▸ Given instruction:
Find the string "دوران" and gather every line that holds it.

Data records

☆ ☆ ☆ ☆

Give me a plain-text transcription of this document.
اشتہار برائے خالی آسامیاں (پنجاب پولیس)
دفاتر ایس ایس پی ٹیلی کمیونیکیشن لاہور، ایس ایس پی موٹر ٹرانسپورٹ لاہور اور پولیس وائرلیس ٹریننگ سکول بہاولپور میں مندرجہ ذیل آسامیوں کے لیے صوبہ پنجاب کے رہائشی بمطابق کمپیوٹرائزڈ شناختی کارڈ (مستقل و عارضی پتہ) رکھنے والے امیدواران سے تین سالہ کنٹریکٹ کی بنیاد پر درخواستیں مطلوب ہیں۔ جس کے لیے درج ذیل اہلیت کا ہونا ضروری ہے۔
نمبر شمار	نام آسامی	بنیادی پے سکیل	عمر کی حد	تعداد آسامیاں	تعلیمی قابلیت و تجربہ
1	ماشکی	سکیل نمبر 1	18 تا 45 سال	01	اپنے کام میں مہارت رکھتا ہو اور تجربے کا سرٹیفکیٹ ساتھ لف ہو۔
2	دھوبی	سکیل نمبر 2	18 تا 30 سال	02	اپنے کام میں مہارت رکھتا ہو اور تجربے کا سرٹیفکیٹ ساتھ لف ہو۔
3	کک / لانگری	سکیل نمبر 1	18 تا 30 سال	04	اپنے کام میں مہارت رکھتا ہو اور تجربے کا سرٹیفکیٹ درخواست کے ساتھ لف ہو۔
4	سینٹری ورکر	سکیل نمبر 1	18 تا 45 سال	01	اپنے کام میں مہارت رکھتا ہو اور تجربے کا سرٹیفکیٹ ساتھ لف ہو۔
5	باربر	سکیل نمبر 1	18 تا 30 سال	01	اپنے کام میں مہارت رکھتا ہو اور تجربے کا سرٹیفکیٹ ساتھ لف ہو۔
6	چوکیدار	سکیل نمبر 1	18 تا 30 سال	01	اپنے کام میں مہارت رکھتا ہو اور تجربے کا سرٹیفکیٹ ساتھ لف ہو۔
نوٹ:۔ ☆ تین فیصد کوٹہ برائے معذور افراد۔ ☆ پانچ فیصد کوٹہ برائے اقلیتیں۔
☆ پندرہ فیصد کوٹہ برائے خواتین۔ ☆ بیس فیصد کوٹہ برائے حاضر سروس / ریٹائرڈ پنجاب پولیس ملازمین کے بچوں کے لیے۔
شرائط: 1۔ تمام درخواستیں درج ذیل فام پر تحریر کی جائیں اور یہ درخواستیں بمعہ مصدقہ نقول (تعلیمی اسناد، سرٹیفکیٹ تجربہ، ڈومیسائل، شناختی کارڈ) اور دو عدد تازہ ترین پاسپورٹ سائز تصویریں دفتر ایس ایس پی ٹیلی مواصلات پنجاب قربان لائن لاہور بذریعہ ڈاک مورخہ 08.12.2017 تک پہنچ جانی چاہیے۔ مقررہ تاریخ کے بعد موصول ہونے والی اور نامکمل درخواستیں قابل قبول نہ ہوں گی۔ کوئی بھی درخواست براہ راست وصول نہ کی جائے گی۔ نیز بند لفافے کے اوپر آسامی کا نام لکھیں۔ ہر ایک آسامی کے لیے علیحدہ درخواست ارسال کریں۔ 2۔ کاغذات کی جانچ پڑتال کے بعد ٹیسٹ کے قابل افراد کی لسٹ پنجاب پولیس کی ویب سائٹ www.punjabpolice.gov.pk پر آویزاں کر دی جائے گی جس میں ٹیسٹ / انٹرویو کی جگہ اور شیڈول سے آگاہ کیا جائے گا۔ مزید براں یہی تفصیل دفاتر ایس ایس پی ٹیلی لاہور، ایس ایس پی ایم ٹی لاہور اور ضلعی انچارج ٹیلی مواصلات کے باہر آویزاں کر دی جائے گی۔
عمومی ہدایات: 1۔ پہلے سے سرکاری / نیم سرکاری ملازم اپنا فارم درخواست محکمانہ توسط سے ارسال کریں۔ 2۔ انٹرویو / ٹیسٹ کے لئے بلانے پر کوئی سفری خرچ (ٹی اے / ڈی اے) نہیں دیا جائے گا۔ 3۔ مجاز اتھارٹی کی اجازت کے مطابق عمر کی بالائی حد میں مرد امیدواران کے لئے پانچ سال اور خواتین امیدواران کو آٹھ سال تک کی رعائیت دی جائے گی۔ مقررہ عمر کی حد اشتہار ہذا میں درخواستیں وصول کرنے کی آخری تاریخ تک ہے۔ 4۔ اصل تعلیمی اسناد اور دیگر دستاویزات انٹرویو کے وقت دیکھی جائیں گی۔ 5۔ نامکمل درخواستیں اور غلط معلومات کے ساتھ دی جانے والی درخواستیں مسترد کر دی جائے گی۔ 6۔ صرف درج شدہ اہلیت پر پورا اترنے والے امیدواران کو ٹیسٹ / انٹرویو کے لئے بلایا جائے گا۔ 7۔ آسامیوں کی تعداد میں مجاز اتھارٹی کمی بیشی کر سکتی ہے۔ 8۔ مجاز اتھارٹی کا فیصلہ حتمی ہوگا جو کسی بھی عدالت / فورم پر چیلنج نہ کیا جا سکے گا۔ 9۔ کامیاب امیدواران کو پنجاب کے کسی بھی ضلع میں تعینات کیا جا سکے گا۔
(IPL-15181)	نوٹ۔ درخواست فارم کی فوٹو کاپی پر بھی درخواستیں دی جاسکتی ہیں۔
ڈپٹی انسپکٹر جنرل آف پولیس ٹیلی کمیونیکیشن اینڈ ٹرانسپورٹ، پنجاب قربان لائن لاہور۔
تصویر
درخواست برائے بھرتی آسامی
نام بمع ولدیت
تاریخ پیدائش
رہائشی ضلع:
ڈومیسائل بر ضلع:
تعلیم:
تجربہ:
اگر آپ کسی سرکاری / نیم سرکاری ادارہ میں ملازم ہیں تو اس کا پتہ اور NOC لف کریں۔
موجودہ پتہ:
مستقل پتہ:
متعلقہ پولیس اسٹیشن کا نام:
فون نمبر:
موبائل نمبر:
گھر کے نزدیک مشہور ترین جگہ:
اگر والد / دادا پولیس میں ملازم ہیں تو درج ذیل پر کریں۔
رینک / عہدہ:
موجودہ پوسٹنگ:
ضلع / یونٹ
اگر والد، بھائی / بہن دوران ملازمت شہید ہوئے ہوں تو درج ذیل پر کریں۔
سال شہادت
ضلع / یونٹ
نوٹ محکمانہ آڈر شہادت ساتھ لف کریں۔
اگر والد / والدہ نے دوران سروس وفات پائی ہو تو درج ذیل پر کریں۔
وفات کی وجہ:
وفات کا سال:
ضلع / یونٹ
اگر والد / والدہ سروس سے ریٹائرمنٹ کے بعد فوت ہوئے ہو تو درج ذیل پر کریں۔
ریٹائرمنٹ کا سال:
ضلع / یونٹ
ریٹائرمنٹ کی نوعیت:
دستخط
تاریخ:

☆ ☆ ☆ ☆

▸ Response:
اگر والد، بھائی / بہن دوران ملازمت شہید ہوئے ہوں تو درج ذیل پر کریں۔
اگر والد / والدہ نے دوران سروس وفات پائی ہو تو درج ذیل پر کریں۔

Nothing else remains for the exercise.